> [Set problem] Copy each entry as it stands, leaving nothing out.

> [Data excerpts]
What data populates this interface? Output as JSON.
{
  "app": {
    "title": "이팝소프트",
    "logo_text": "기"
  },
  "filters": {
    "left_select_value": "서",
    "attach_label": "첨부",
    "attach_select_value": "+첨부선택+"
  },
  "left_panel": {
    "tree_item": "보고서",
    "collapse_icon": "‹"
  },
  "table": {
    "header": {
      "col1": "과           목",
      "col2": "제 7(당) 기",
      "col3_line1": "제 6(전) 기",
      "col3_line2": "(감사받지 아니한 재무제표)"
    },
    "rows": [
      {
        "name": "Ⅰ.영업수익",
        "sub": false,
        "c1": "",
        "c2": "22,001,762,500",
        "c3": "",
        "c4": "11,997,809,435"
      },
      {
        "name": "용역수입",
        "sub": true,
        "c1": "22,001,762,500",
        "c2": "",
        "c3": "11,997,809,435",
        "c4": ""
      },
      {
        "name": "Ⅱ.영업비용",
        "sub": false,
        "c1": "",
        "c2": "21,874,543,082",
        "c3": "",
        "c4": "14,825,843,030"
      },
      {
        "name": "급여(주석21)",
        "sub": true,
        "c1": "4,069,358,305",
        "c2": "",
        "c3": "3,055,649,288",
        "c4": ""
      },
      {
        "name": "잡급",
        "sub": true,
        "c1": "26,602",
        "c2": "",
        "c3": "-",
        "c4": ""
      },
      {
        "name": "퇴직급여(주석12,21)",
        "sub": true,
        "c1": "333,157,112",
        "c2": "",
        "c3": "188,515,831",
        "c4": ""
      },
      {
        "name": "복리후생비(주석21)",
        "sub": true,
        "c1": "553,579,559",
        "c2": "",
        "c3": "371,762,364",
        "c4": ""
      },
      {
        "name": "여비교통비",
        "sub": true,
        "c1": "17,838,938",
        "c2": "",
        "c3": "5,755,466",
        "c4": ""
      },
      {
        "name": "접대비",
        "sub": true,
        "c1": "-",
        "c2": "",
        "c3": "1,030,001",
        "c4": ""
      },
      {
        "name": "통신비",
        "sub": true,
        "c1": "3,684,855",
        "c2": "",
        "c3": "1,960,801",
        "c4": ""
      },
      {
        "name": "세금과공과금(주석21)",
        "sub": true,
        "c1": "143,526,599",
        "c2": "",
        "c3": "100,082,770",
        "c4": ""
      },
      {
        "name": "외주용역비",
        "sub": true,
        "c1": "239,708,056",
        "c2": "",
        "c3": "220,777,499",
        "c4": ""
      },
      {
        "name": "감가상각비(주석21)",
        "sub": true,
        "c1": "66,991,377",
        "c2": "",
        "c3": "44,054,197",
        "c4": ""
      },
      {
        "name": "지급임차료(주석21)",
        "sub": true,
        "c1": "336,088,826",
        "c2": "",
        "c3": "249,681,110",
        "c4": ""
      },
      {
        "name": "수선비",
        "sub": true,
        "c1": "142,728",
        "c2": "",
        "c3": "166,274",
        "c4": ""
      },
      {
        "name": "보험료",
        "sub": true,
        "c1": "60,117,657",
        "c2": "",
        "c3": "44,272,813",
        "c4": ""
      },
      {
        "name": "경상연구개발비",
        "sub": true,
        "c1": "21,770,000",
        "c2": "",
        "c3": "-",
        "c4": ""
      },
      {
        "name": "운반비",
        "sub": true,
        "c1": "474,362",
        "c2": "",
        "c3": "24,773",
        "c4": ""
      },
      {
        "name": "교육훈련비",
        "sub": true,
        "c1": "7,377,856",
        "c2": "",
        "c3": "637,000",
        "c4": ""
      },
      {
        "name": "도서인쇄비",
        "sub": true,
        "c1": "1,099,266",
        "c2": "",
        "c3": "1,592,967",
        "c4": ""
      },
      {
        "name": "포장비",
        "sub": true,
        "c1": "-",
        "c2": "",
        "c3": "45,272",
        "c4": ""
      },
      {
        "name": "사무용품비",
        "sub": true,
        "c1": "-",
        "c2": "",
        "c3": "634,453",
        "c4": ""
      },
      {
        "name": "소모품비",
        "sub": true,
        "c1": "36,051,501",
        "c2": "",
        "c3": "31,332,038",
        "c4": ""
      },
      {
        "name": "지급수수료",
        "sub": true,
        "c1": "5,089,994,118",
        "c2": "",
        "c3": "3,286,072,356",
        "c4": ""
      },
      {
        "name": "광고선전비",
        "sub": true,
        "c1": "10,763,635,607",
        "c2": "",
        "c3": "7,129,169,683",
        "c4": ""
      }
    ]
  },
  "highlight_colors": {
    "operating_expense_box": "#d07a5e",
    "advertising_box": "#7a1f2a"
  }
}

> [Expected answer]
What data populates this interface? Output as JSON.
{
  "app": {
    "title": "이팝소프트",
    "logo_text": "기"
  },
  "filters": {
    "left_select_value": "서",
    "attach_label": "첨부",
    "attach_select_value": "+첨부선택+"
  },
  "left_panel": {
    "tree_item": "보고서",
    "collapse_icon": "‹"
  },
  "table": {
    "header": {
      "col1": "과           목",
      "col2": "제 7(당) 기",
      "col3_line1": "제 6(전) 기",
      "col3_line2": "(감사받지 아니한 재무제표)"
    },
    "rows": [
      {
        "name": "Ⅰ.영업수익",
        "sub": false,
        "c1": "",
        "c2": "22,001,762,500",
        "c3": "",
        "c4": "11,997,809,435"
      },
      {
        "name": "용역수입",
        "sub": true,
        "c1": "22,001,762,500",
        "c2": "",
        "c3": "11,997,809,435",
        "c4": ""
      },
      {
        "name": "Ⅱ.영업비용",
        "sub": false,
        "c1": "",
        "c2": "21,874,543,082",
        "c3": "",
        "c4": "14,825,843,030"
      },
      {
        "name": "급여(주석21)",
        "sub": true,
        "c1": "4,069,358,305",
        "c2": "",
        "c3": "3,055,649,288",
        "c4": ""
      },
      {
        "name": "잡급",
        "sub": true,
        "c1": "26,602",
        "c2": "",
        "c3": "-",
        "c4": ""
      },
      {
        "name": "퇴직급여(주석12,21)",
        "sub": true,
        "c1": "333,157,112",
        "c2": "",
        "c3": "188,515,831",
        "c4": ""
      },
      {
        "name": "복리후생비(주석21)",
        "sub": true,
        "c1": "553,579,559",
        "c2": "",
        "c3": "371,762,364",
        "c4": ""
      },
      {
        "name": "여비교통비",
        "sub": true,
        "c1": "17,838,938",
        "c2": "",
        "c3": "5,755,466",
        "c4": ""
      },
      {
        "name": "접대비",
        "sub": true,
        "c1": "-",
        "c2": "",
        "c3": "1,030,001",
        "c4": ""
      },
      {
        "name": "통신비",
        "sub": true,
        "c1": "3,684,855",
        "c2": "",
        "c3": "1,960,801",
        "c4": ""
      },
      {
        "name": "세금과공과금(주석21)",
        "sub": true,
        "c1": "143,526,599",
        "c2": "",
        "c3": "100,082,770",
        "c4": ""
      },
      {
        "name": "외주용역비",
        "sub": true,
        "c1": "239,708,056",
        "c2": "",
        "c3": "220,777,499",
        "c4": ""
      },
      {
        "name": "감가상각비(주석21)",
        "sub": true,
        "c1": "66,991,377",
        "c2": "",
        "c3": "44,054,197",
        "c4": ""
      },
      {
        "name": "지급임차료(주석21)",
        "sub": true,
        "c1": "336,088,826",
        "c2": "",
        "c3": "249,681,110",
        "c4": ""
      },
      {
        "name": "수선비",
        "sub": true,
        "c1": "142,728",
        "c2": "",
        "c3": "166,274",
        "c4": ""
      },
      {
        "name": "보험료",
        "sub": true,
        "c1": "60,117,657",
        "c2": "",
        "c3": "44,272,813",
        "c4": ""
      },
      {
        "name": "경상연구개발비",
        "sub": true,
        "c1": "21,770,000",
        "c2": "",
        "c3": "-",
        "c4": ""
      },
      {
        "name": "운반비",
        "sub": true,
        "c1": "474,362",
        "c2": "",
        "c3": "24,773",
        "c4": ""
      },
      {
        "name": "교육훈련비",
        "sub": true,
        "c1": "7,377,856",
        "c2": "",
        "c3": "637,000",
        "c4": ""
      },
      {
        "name": "도서인쇄비",
        "sub": true,
        "c1": "1,099,266",
        "c2": "",
        "c3": "1,592,967",
        "c4": ""
      },
      {
        "name": "포장비",
        "sub": true,
        "c1": "-",
        "c2": "",
        "c3": "45,272",
        "c4": ""
      },
      {
        "name": "사무용품비",
        "sub": true,
        "c1": "-",
        "c2": "",
        "c3": "634,453",
        "c4": ""
      },
      {
        "name": "소모품비",
        "sub": true,
        "c1": "36,051,501",
        "c2": "",
        "c3": "31,332,038",
        "c4": ""
      },
      {
        "name": "지급수수료",
        "sub": true,
        "c1": "5,089,994,118",
        "c2": "",
        "c3": "3,286,072,356",
        "c4": ""
      },
      {
        "name": "광고선전비",
        "sub": true,
        "c1": "10,763,635,607",
        "c2": "",
        "c3": "7,129,169,683",
        "c4": ""
      }
    ]
  },
  "highlight_colors": {
    "operating_expense_box": "#d07a5e",
    "advertising_box": "#7a1f2a"
  }
}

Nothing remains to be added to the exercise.